(Dataset entries)
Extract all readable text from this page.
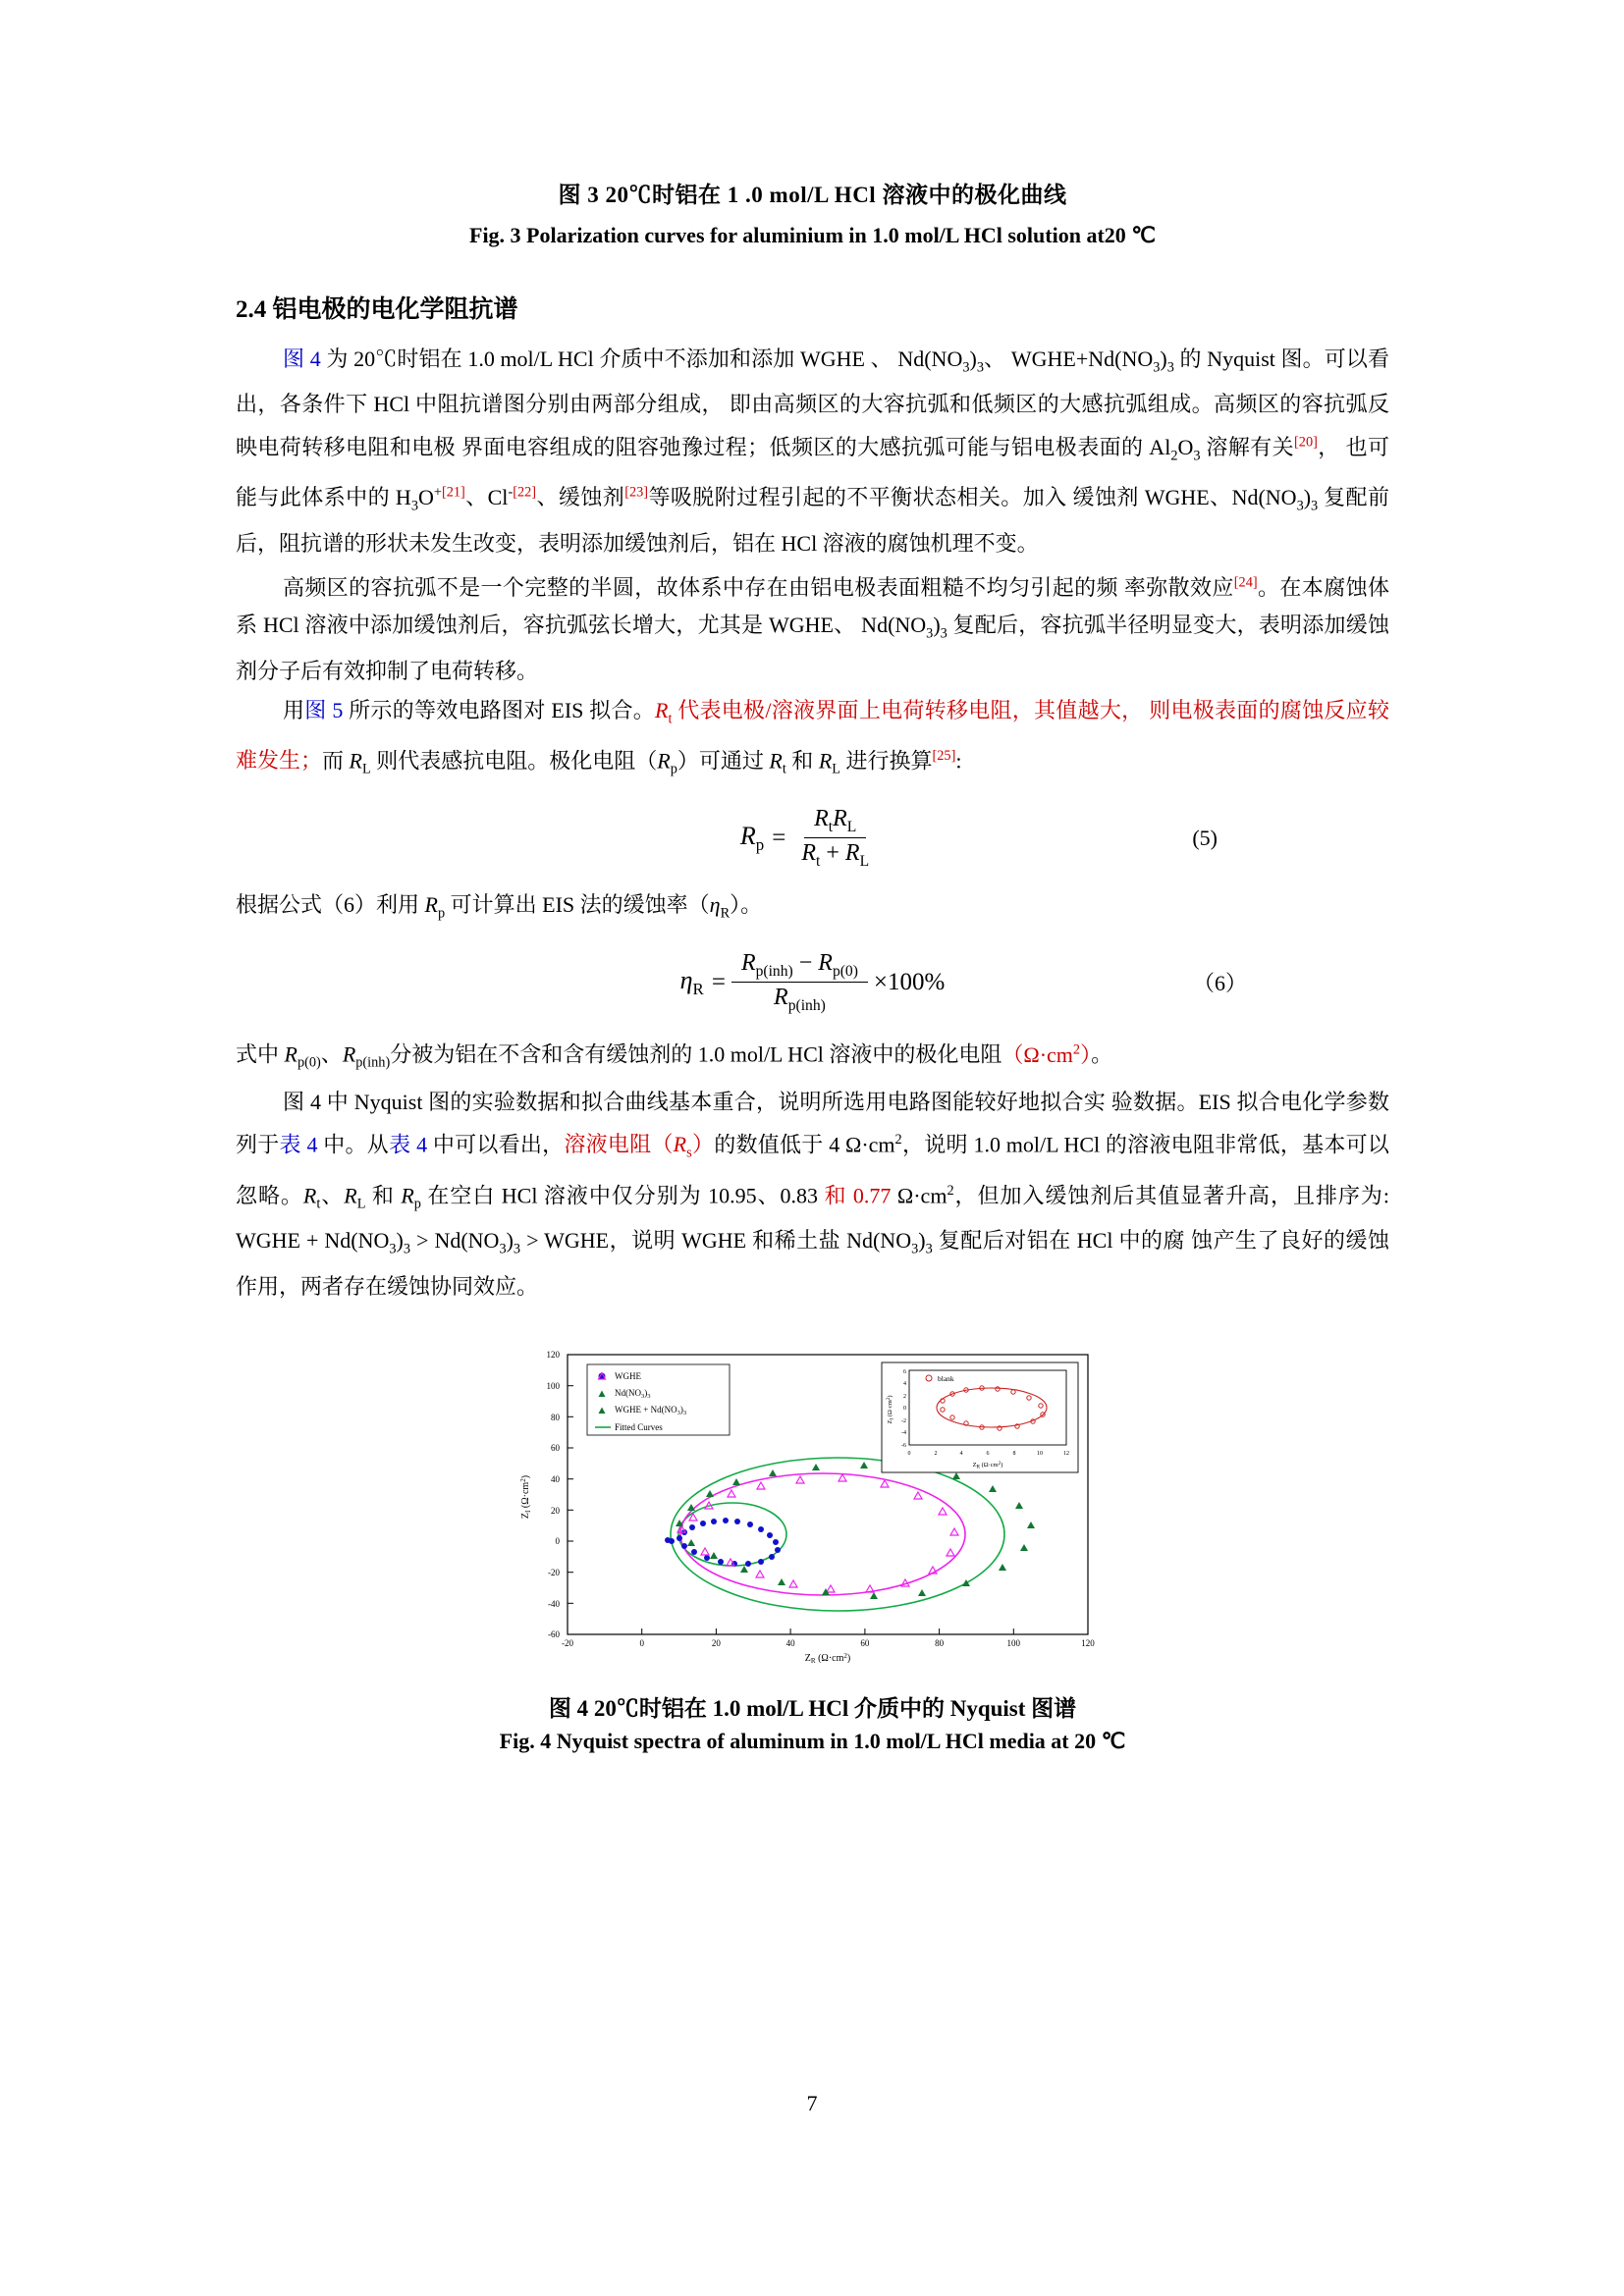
图 3 20℃时铝在 1 .0 mol/L HCl 溶液中的极化曲线
Fig. 3 Polarization curves for aluminium in 1.0 mol/L HCl solution at20 ℃
2.4 铝电极的电化学阻抗谱

图 4 为 20℃时铝在 1.0 mol/L HCl 介质中不添加和添加 WGHE 、 $Nd(NO_3)_3$、 $WGHE+Nd(NO_3)_3$ 的 Nyquist 图。可以看出，各条件下 HCl 中阻抗谱图分别由两部分组成， 即由高频区的大容抗弧和低频区的大感抗弧组成。高频区的容抗弧反映电荷转移电阻和电极 界面电容组成的阻容弛豫过程；低频区的大感抗弧可能与铝电极表面的 $Al_2O_3$ 溶解有关[20]， 也可能与此体系中的 $H_3O^{+[21]}$、$Cl^{-[22]}$、缓蚀剂[23]等吸脱附过程引起的不平衡状态相关。加入 缓蚀剂 WGHE、$Nd(NO_3)_3$ 复配前后，阻抗谱的形状未发生改变，表明添加缓蚀剂后，铝在 HCl 溶液的腐蚀机理不变。

高频区的容抗弧不是一个完整的半圆，故体系中存在由铝电极表面粗糙不均匀引起的频 率弥散效应[24]。在本腐蚀体系 HCl 溶液中添加缓蚀剂后，容抗弧弦长增大，尤其是 WGHE、 $Nd(NO_3)_3$ 复配后，容抗弧半径明显变大，表明添加缓蚀剂分子后有效抑制了电荷转移。

用图 5 所示的等效电路图对 EIS 拟合。$R_t$ 代表电极/溶液界面上电荷转移电阻，其值越大， 则电极表面的腐蚀反应较难发生；而 $R_L$ 则代表感抗电阻。极化电阻$(R_p)$可通过 $R_t$ 和 $R_L$ 进行换算[25]:

$R_p = \frac{R_tR_L}{R_t + R_L}$	(5)

根据公式（6）利用 $R_p$ 可计算出 EIS 法的缓蚀率$(\eta_R)$。

$\eta_R = \frac{R_{p(inh)} - R_{p(0)}}{R_{p(inh)}} \times 100\%$	（6）

式中 $R_{p(0)}$、$R_{p(inh)}$分被为铝在不含和含有缓蚀剂的 1.0 mol/L HCl 溶液中的极化电阻$(\Omega\cdot cm^2)$。

图 4 中 Nyquist 图的实验数据和拟合曲线基本重合，说明所选用电路图能较好地拟合实 验数据。EIS 拟合电化学参数列于表 4 中。从表 4 中可以看出，溶液电阻$(R_s)$的数值低于 4 $\Omega\cdot cm^2$，说明 1.0 mol/L HCl 的溶液电阻非常低，基本可以忽略。$R_t$、$R_L$ 和 $R_p$ 在空白 HCl 溶液中仅分别为 10.95、0.83 和 0.77 $\Omega\cdot cm^2$，但加入缓蚀剂后其值显著升高，且排序为: WGHE + $Nd(NO_3)_3 > Nd(NO_3)_3$ > WGHE，说明 WGHE 和稀土盐 $Nd(NO_3)_3$ 复配后对铝在 HCl 中的腐 蚀产生了良好的缓蚀作用，两者存在缓蚀协同效应。

120
100
80
60
40
20
0
-20
-40
-60
-20	0	20	40	60	80	100	120
$Z_R$ $(\Omega\cdot cm^2)$
$Z_I$ $(\Omega\cdot cm^2)$
WGHE
$Nd(NO_3)_3$
WGHE + $Nd(NO_3)_3$
Fitted Curves
blank
6
4
2
0
-2
-4
-6
0	2	4	6	8	10	12
$Z_R$ $(\Omega\cdot cm^2)$
$Z_I$ $(\Omega\cdot cm^2)$
图 4 20℃时铝在 1.0 mol/L HCl 介质中的 Nyquist 图谱
Fig. 4 Nyquist spectra of aluminum in 1.0 mol/L HCl media at 20 ℃
7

* [WHAT TO DO]
Repeat each entry exactly as given; no pictures belong in the copy.

* [COMPLETE OUTPUT]
Extract all readable text from this page.
图 3 20℃时铝在 1 .0 mol/L HCl 溶液中的极化曲线
Fig. 3 Polarization curves for aluminium in 1.0 mol/L HCl solution at20 ℃
2.4 铝电极的电化学阻抗谱

图 4 为 20℃时铝在 1.0 mol/L HCl 介质中不添加和添加 WGHE 、 $Nd(NO_3)_3$、 $WGHE+Nd(NO_3)_3$ 的 Nyquist 图。可以看出，各条件下 HCl 中阻抗谱图分别由两部分组成， 即由高频区的大容抗弧和低频区的大感抗弧组成。高频区的容抗弧反映电荷转移电阻和电极 界面电容组成的阻容弛豫过程；低频区的大感抗弧可能与铝电极表面的 $Al_2O_3$ 溶解有关[20]， 也可能与此体系中的 $H_3O^{+[21]}$、$Cl^{-[22]}$、缓蚀剂[23]等吸脱附过程引起的不平衡状态相关。加入 缓蚀剂 WGHE、$Nd(NO_3)_3$ 复配前后，阻抗谱的形状未发生改变，表明添加缓蚀剂后，铝在 HCl 溶液的腐蚀机理不变。

高频区的容抗弧不是一个完整的半圆，故体系中存在由铝电极表面粗糙不均匀引起的频 率弥散效应[24]。在本腐蚀体系 HCl 溶液中添加缓蚀剂后，容抗弧弦长增大，尤其是 WGHE、 $Nd(NO_3)_3$ 复配后，容抗弧半径明显变大，表明添加缓蚀剂分子后有效抑制了电荷转移。

用图 5 所示的等效电路图对 EIS 拟合。$R_t$ 代表电极/溶液界面上电荷转移电阻，其值越大， 则电极表面的腐蚀反应较难发生；而 $R_L$ 则代表感抗电阻。极化电阻$(R_p)$可通过 $R_t$ 和 $R_L$ 进行换算[25]:

$R_p = \frac{R_tR_L}{R_t + R_L}$	(5)

根据公式（6）利用 $R_p$ 可计算出 EIS 法的缓蚀率$(\eta_R)$。

$\eta_R = \frac{R_{p(inh)} - R_{p(0)}}{R_{p(inh)}} \times 100\%$	（6）

式中 $R_{p(0)}$、$R_{p(inh)}$分被为铝在不含和含有缓蚀剂的 1.0 mol/L HCl 溶液中的极化电阻$(\Omega\cdot cm^2)$。

图 4 中 Nyquist 图的实验数据和拟合曲线基本重合，说明所选用电路图能较好地拟合实 验数据。EIS 拟合电化学参数列于表 4 中。从表 4 中可以看出，溶液电阻$(R_s)$的数值低于 4 $\Omega\cdot cm^2$，说明 1.0 mol/L HCl 的溶液电阻非常低，基本可以忽略。$R_t$、$R_L$ 和 $R_p$ 在空白 HCl 溶液中仅分别为 10.95、0.83 和 0.77 $\Omega\cdot cm^2$，但加入缓蚀剂后其值显著升高，且排序为: WGHE + $Nd(NO_3)_3 > Nd(NO_3)_3$ > WGHE，说明 WGHE 和稀土盐 $Nd(NO_3)_3$ 复配后对铝在 HCl 中的腐 蚀产生了良好的缓蚀作用，两者存在缓蚀协同效应。

120
100
80
60
40
20
0
-20
-40
-60
-20	0	20	40	60	80	100	120
$Z_R$ $(\Omega\cdot cm^2)$
$Z_I$ $(\Omega\cdot cm^2)$
WGHE
$Nd(NO_3)_3$
WGHE + $Nd(NO_3)_3$
Fitted Curves
blank
6
4
2
0
-2
-4
-6
0	2	4	6	8	10	12
$Z_R$ $(\Omega\cdot cm^2)$
$Z_I$ $(\Omega\cdot cm^2)$
图 4 20℃时铝在 1.0 mol/L HCl 介质中的 Nyquist 图谱
Fig. 4 Nyquist spectra of aluminum in 1.0 mol/L HCl media at 20 ℃
7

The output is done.